Return all lines from the listing below in which the string "text" occurs.

(Stored dataset items)
# # # #

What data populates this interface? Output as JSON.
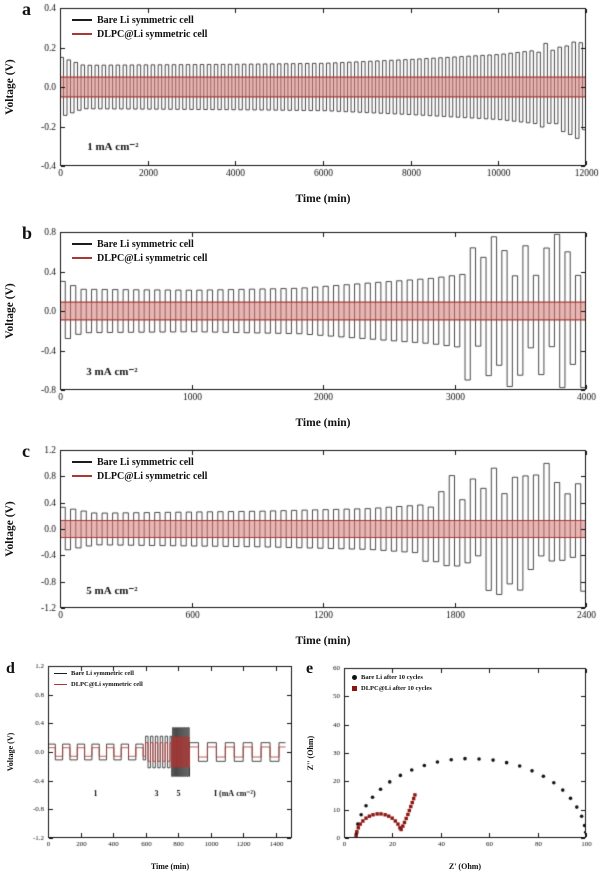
{
  "chart_data": [
    {
      "panel": "a",
      "type": "line",
      "xlabel": "Time (min)",
      "ylabel": "Voltage (V)",
      "xlim": [
        0,
        12000
      ],
      "ylim": [
        -0.4,
        0.4
      ],
      "xticks": [
        "0",
        "2000",
        "4000",
        "6000",
        "8000",
        "10000",
        "12000"
      ],
      "yticks": [
        "-0.4",
        "-0.2",
        "0.0",
        "0.2",
        "0.4"
      ],
      "legend": [
        "Bare Li symmetric cell",
        "DLPC@Li symmetric cell"
      ],
      "annotations": [
        {
          "text": "1 mA cm⁻²",
          "x": 620,
          "y": -0.305
        }
      ],
      "series": [
        {
          "name": "Bare Li symmetric cell",
          "kind": "square",
          "color": "#1c1c1c",
          "period": 160,
          "envelope": [
            [
              0,
              0.15
            ],
            [
              500,
              0.11
            ],
            [
              4000,
              0.115
            ],
            [
              6000,
              0.12
            ],
            [
              8000,
              0.14
            ],
            [
              10000,
              0.165
            ],
            [
              12000,
              0.215
            ]
          ],
          "noise_after": 10800,
          "noise": 0.2
        },
        {
          "name": "DLPC@Li symmetric cell",
          "kind": "band",
          "color": "#a83a36",
          "fill": "rgba(214,120,117,0.55)",
          "amp": 0.05
        }
      ]
    },
    {
      "panel": "b",
      "type": "line",
      "xlabel": "Time (min)",
      "ylabel": "Voltage (V)",
      "xlim": [
        0,
        4000
      ],
      "ylim": [
        -0.8,
        0.8
      ],
      "xticks": [
        "0",
        "1000",
        "2000",
        "3000",
        "4000"
      ],
      "yticks": [
        "-0.8",
        "-0.4",
        "0.0",
        "0.4",
        "0.8"
      ],
      "legend": [
        "Bare Li symmetric cell",
        "DLPC@Li symmetric cell"
      ],
      "annotations": [
        {
          "text": "3 mA cm⁻²",
          "x": 200,
          "y": -0.62
        }
      ],
      "series": [
        {
          "name": "Bare Li symmetric cell",
          "kind": "square",
          "color": "#1c1c1c",
          "period": 80,
          "envelope": [
            [
              0,
              0.3
            ],
            [
              150,
              0.22
            ],
            [
              1000,
              0.21
            ],
            [
              1800,
              0.23
            ],
            [
              2300,
              0.28
            ],
            [
              2800,
              0.33
            ],
            [
              3100,
              0.38
            ],
            [
              4000,
              0.5
            ]
          ],
          "noise_after": 3050,
          "noise": 0.7
        },
        {
          "name": "DLPC@Li symmetric cell",
          "kind": "band",
          "color": "#a83a36",
          "fill": "rgba(214,120,117,0.55)",
          "amp": 0.09
        }
      ]
    },
    {
      "panel": "c",
      "type": "line",
      "xlabel": "Time (min)",
      "ylabel": "Voltage (V)",
      "xlim": [
        0,
        2400
      ],
      "ylim": [
        -1.2,
        1.2
      ],
      "xticks": [
        "0",
        "600",
        "1200",
        "1800",
        "2400"
      ],
      "yticks": [
        "-1.2",
        "-0.8",
        "-0.4",
        "0.0",
        "0.4",
        "0.8",
        "1.2"
      ],
      "legend": [
        "Bare Li symmetric cell",
        "DLPC@Li symmetric cell"
      ],
      "annotations": [
        {
          "text": "5 mA cm⁻²",
          "x": 120,
          "y": -0.95
        }
      ],
      "series": [
        {
          "name": "Bare Li symmetric cell",
          "kind": "square",
          "color": "#1c1c1c",
          "period": 48,
          "envelope": [
            [
              0,
              0.33
            ],
            [
              150,
              0.24
            ],
            [
              900,
              0.27
            ],
            [
              1400,
              0.31
            ],
            [
              1700,
              0.38
            ],
            [
              1900,
              0.5
            ],
            [
              2100,
              0.55
            ],
            [
              2400,
              0.6
            ]
          ],
          "noise_after": 1650,
          "noise": 0.7
        },
        {
          "name": "DLPC@Li symmetric cell",
          "kind": "band",
          "color": "#a83a36",
          "fill": "rgba(214,120,117,0.55)",
          "amp": 0.13
        }
      ]
    },
    {
      "panel": "d",
      "type": "line",
      "xlabel": "Time (min)",
      "ylabel": "Voltage (V)",
      "xlim": [
        0,
        1500
      ],
      "ylim": [
        -1.2,
        1.2
      ],
      "xticks": [
        "0",
        "200",
        "400",
        "600",
        "800",
        "1000",
        "1200",
        "1400"
      ],
      "yticks": [
        "-1.2",
        "-0.8",
        "-0.4",
        "0.0",
        "0.4",
        "0.8",
        "1.2"
      ],
      "legend": [
        "Bare Li symmetric cell",
        "DLPC@Li symmetric cell"
      ],
      "annotations": [
        {
          "text": "1",
          "x": 280,
          "y": -0.58
        },
        {
          "text": "3",
          "x": 655,
          "y": -0.58
        },
        {
          "text": "5",
          "x": 790,
          "y": -0.58
        },
        {
          "text": "I (mA cm⁻²)",
          "x": 1020,
          "y": -0.58
        }
      ],
      "series": [
        {
          "name": "Bare Li symmetric cell",
          "kind": "steps",
          "color": "#1c1c1c",
          "segments": [
            [
              0,
              600,
              90,
              0.11
            ],
            [
              600,
              760,
              30,
              0.22
            ],
            [
              760,
              870,
              12,
              0.34
            ],
            [
              870,
              1460,
              110,
              0.13
            ]
          ]
        },
        {
          "name": "DLPC@Li symmetric cell",
          "kind": "steps",
          "color": "#b23331",
          "segments": [
            [
              0,
              600,
              90,
              0.06
            ],
            [
              600,
              760,
              30,
              0.13
            ],
            [
              760,
              870,
              12,
              0.21
            ],
            [
              870,
              1460,
              110,
              0.07
            ]
          ]
        }
      ]
    },
    {
      "panel": "e",
      "type": "scatter",
      "xlabel": "Z' (Ohm)",
      "ylabel": "Z'' (Ohm)",
      "xlim": [
        0,
        100
      ],
      "ylim": [
        0,
        60
      ],
      "xticks": [
        "0",
        "20",
        "40",
        "60",
        "80",
        "100"
      ],
      "yticks": [
        "0",
        "10",
        "20",
        "30",
        "40",
        "50",
        "60"
      ],
      "legend": [
        "Bare Li after 10 cycles",
        "DLPC@Li after 10 cycles"
      ],
      "annotations": [],
      "series": [
        {
          "name": "Bare Li after 10 cycles",
          "kind": "scatter",
          "marker": "circle",
          "color": "#111111",
          "points": [
            [
              5.1,
              1.5
            ],
            [
              5.7,
              4.9
            ],
            [
              7.1,
              8.2
            ],
            [
              9.1,
              11.4
            ],
            [
              11.8,
              14.4
            ],
            [
              15.1,
              17.2
            ],
            [
              18.9,
              19.8
            ],
            [
              23.3,
              22.1
            ],
            [
              28.0,
              24.0
            ],
            [
              33.2,
              25.6
            ],
            [
              38.6,
              26.8
            ],
            [
              44.3,
              27.6
            ],
            [
              50.0,
              28.0
            ],
            [
              55.8,
              27.9
            ],
            [
              61.6,
              27.5
            ],
            [
              67.2,
              26.6
            ],
            [
              72.6,
              25.4
            ],
            [
              77.7,
              23.7
            ],
            [
              82.4,
              21.8
            ],
            [
              86.7,
              19.5
            ],
            [
              90.4,
              16.9
            ],
            [
              93.6,
              14.0
            ],
            [
              96.2,
              10.9
            ],
            [
              98.2,
              7.7
            ],
            [
              99.4,
              4.4
            ],
            [
              99.9,
              2.0
            ]
          ]
        },
        {
          "name": "DLPC@Li after 10 cycles",
          "kind": "scatter",
          "marker": "square",
          "color": "#8b1510",
          "points": [
            [
              5.0,
              0.7
            ],
            [
              5.3,
              2.2
            ],
            [
              5.9,
              3.6
            ],
            [
              6.7,
              4.9
            ],
            [
              7.8,
              6.0
            ],
            [
              9.1,
              7.0
            ],
            [
              10.5,
              7.7
            ],
            [
              12.0,
              8.2
            ],
            [
              13.7,
              8.5
            ],
            [
              15.3,
              8.5
            ],
            [
              17.0,
              8.2
            ],
            [
              18.5,
              7.7
            ],
            [
              19.9,
              7.0
            ],
            [
              21.2,
              6.0
            ],
            [
              22.3,
              4.9
            ],
            [
              23.1,
              3.6
            ],
            [
              23.6,
              3.0
            ],
            [
              24.3,
              4.2
            ],
            [
              25.0,
              5.5
            ],
            [
              25.7,
              6.9
            ],
            [
              26.4,
              8.3
            ],
            [
              27.0,
              9.7
            ],
            [
              27.6,
              11.1
            ],
            [
              28.2,
              12.5
            ],
            [
              28.8,
              13.9
            ],
            [
              29.3,
              15.2
            ]
          ]
        }
      ]
    }
  ]
}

# # # #

* RESPONSE FOR THIS EXERCISE
          "text": "1 mA cm⁻²",
          "text": "3 mA cm⁻²",
          "text": "5 mA cm⁻²",
          "text": "1",
          "text": "3",
          "text": "5",
          "text": "I (mA cm⁻²)",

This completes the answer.